-- Objective --
Type out the records that follow, exactly as given.

-- Input records --

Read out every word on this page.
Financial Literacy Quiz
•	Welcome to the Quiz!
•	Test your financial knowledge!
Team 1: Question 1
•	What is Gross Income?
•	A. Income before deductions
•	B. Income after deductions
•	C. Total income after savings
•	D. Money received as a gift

-- Finished task --
Read out every word on this page.
Financial Literacy Quiz
•	Welcome to the Quiz!
•	Test your financial knowledge!
Team 1: Question 1
•	What is Gross Income?
•	A. Income before deductions
•	B. Income after deductions
•	C. Total income after savings
•	D. Money received as a gift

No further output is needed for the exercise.